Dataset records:
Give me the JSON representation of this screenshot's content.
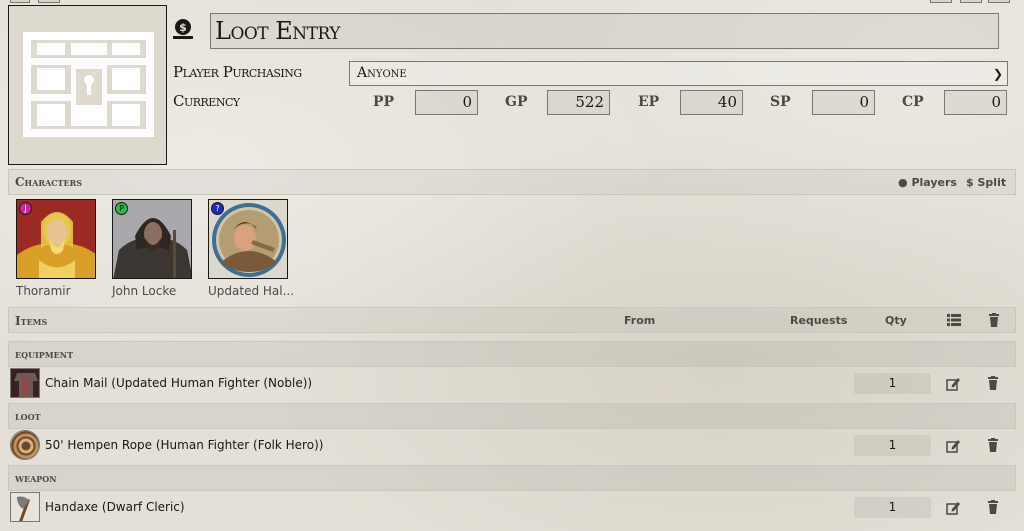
{
  "window": {
    "title": "Loot Entry"
  },
  "form": {
    "player_label": "Player Purchasing",
    "player_value": "Anyone",
    "currency_label": "Currency",
    "currency": [
      {
        "code": "PP",
        "value": "0"
      },
      {
        "code": "GP",
        "value": "522"
      },
      {
        "code": "EP",
        "value": "40"
      },
      {
        "code": "SP",
        "value": "0"
      },
      {
        "code": "CP",
        "value": "0"
      }
    ]
  },
  "characters": {
    "title": "Characters",
    "players_label": "Players",
    "split_label": "Split",
    "list": [
      {
        "name": "Thoramir",
        "owner": "J",
        "owner_color": "#c5289a"
      },
      {
        "name": "John Locke",
        "owner": "P",
        "owner_color": "#2fb84a"
      },
      {
        "name": "Updated Hal...",
        "owner": "?",
        "owner_color": "#1d2bb8"
      }
    ]
  },
  "items": {
    "title": "Items",
    "col_from": "From",
    "col_requests": "Requests",
    "col_qty": "Qty",
    "groups": [
      {
        "name": "equipment",
        "item": "Chain Mail (Updated Human Fighter (Noble))",
        "qty": "1",
        "icon": "chain-mail-icon"
      },
      {
        "name": "loot",
        "item": "50' Hempen Rope (Human Fighter (Folk Hero))",
        "qty": "1",
        "icon": "rope-icon"
      },
      {
        "name": "weapon",
        "item": "Handaxe (Dwarf Cleric)",
        "qty": "1",
        "icon": "handaxe-icon"
      }
    ]
  },
  "colors": {
    "background": "#e4e0d7",
    "text": "#191813",
    "muted": "#4b4a44",
    "border": "#7a7971"
  }
}
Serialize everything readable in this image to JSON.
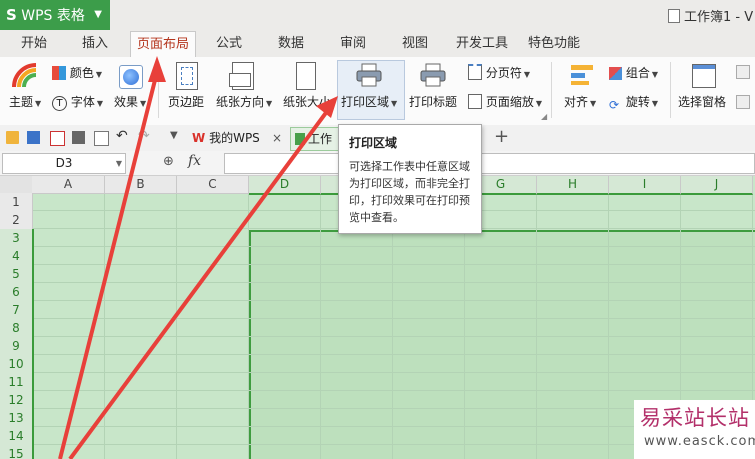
{
  "titlebar": {
    "app_label": "WPS 表格",
    "document_title": "工作簿1 - V"
  },
  "tabs": [
    "开始",
    "插入",
    "页面布局",
    "公式",
    "数据",
    "审阅",
    "视图",
    "开发工具",
    "特色功能"
  ],
  "active_tab": "页面布局",
  "ribbon": {
    "theme": "主题",
    "colors": "颜色",
    "fonts": "字体",
    "effects": "效果",
    "margins": "页边距",
    "orientation": "纸张方向",
    "paper_size": "纸张大小",
    "print_area": "打印区域",
    "print_titles": "打印标题",
    "page_break": "分页符",
    "page_zoom": "页面缩放",
    "align": "对齐",
    "group": "组合",
    "rotate": "旋转",
    "selection_pane": "选择窗格"
  },
  "doc_tabs": {
    "wps_home": "我的WPS",
    "workbook_partial": "工作"
  },
  "formula_bar": {
    "name_box": "D3",
    "fx": "fx",
    "formula_value": ""
  },
  "sheet": {
    "columns": [
      "A",
      "B",
      "C",
      "D",
      "E",
      "F",
      "G",
      "H",
      "I",
      "J"
    ],
    "rows": [
      "1",
      "2",
      "3",
      "4",
      "5",
      "6",
      "7",
      "8",
      "9",
      "10",
      "11",
      "12",
      "13",
      "14",
      "15"
    ]
  },
  "tooltip": {
    "title": "打印区域",
    "body": "可选择工作表中任意区域为打印区域，而非完全打印，打印效果可在打印预览中查看。"
  },
  "watermark": {
    "text_cn": "易采站长站",
    "url": "www.easck.com"
  },
  "colors": {
    "app_green": "#3c9d4a",
    "active_tab_text": "#b4351d",
    "selection_green": "#3e9c3f",
    "grid_fill": "#c8e6c9",
    "arrow_red": "#e8403a"
  }
}
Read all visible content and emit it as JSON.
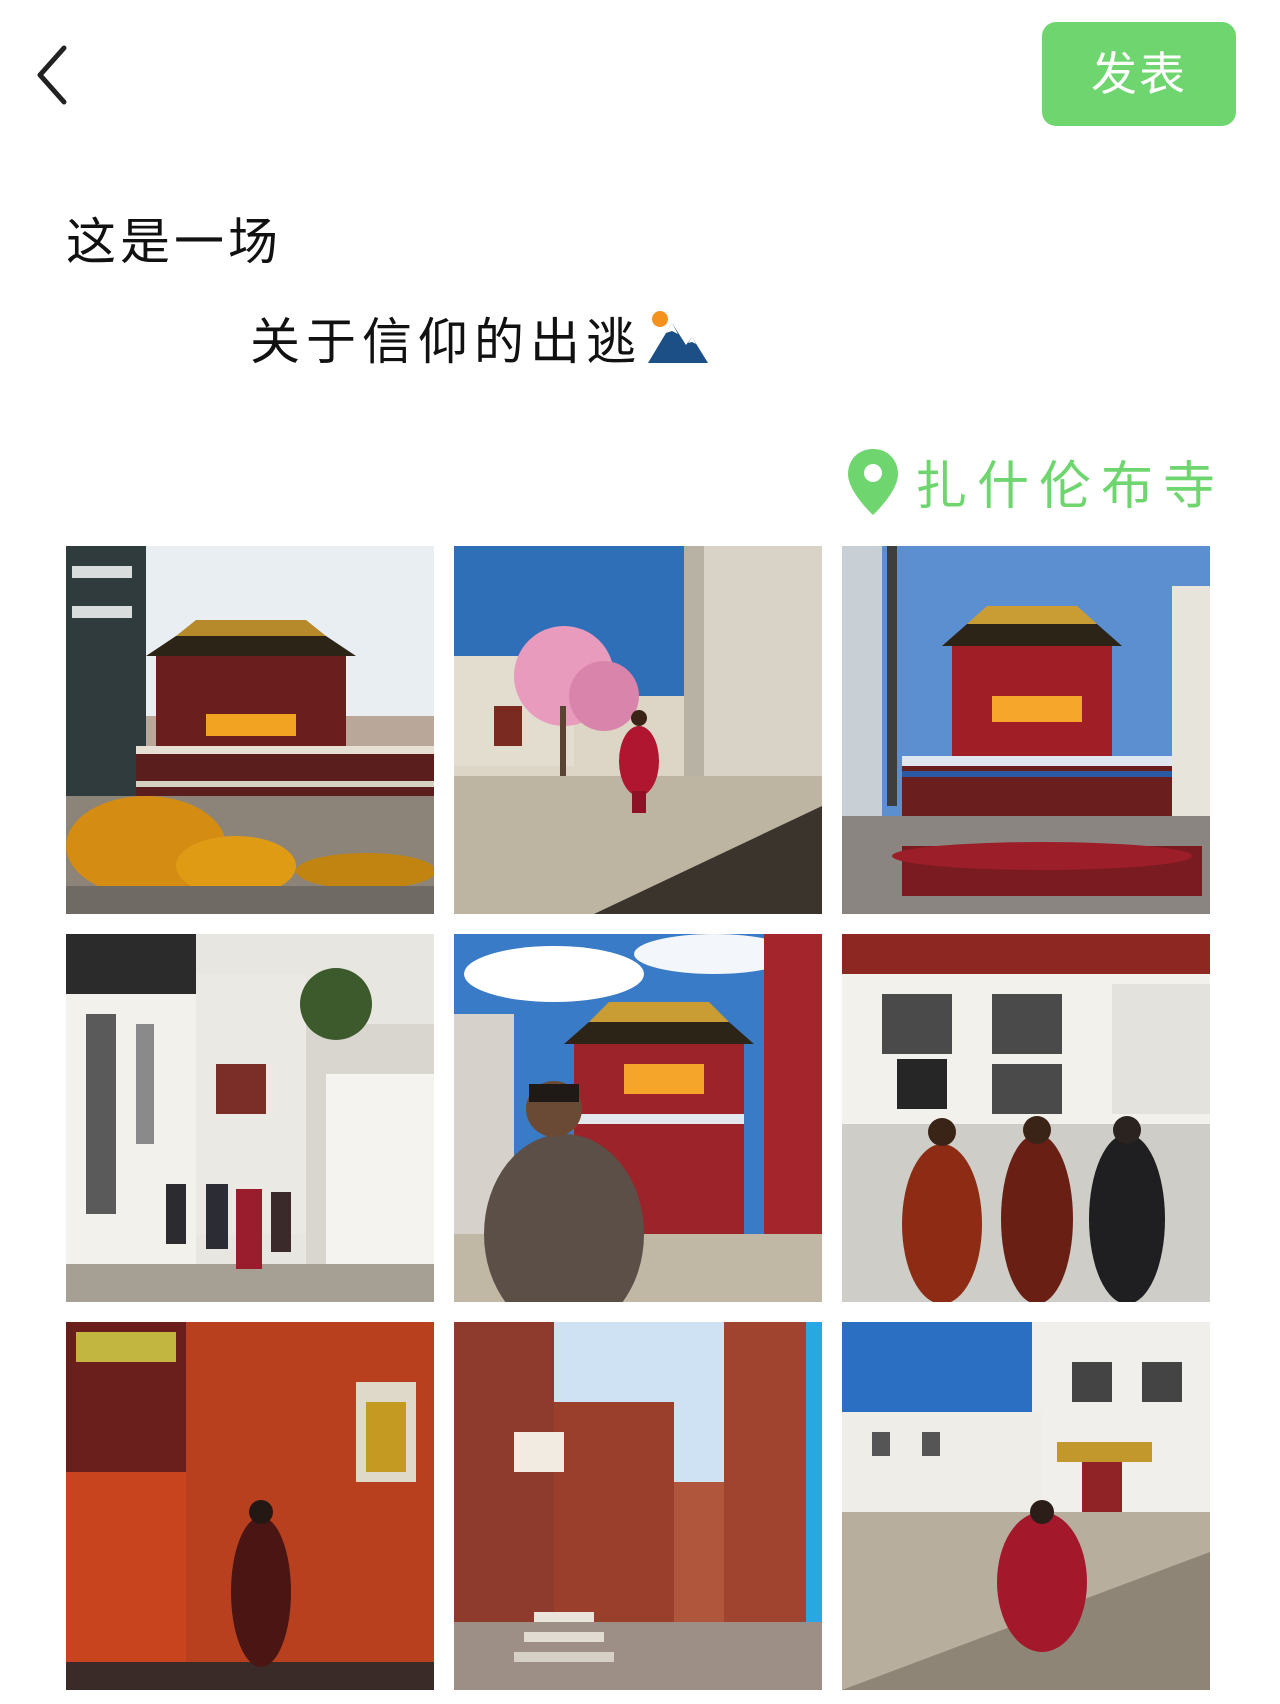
{
  "header": {
    "back_icon": "chevron-left-icon",
    "publish_label": "发表",
    "publish_color": "#6fd66f"
  },
  "post": {
    "line1": "这是一场",
    "line2": "关于信仰的出逃",
    "emoji_icon": "mountain-sun-icon"
  },
  "location": {
    "icon": "location-pin-icon",
    "name": "扎什伦布寺",
    "color": "#6fd66f"
  },
  "photos": [
    {
      "label": "photo-1"
    },
    {
      "label": "photo-2"
    },
    {
      "label": "photo-3"
    },
    {
      "label": "photo-4"
    },
    {
      "label": "photo-5"
    },
    {
      "label": "photo-6"
    },
    {
      "label": "photo-7"
    },
    {
      "label": "photo-8"
    },
    {
      "label": "photo-9"
    }
  ]
}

▶ Problem to solve:
From the data above, pick out each line containing "Human" and copy it.

▶ Full solution:
        "item": "Chain Mail (Updated Human Fighter (Noble))",
        "item": "50' Hempen Rope (Human Fighter (Folk Hero))",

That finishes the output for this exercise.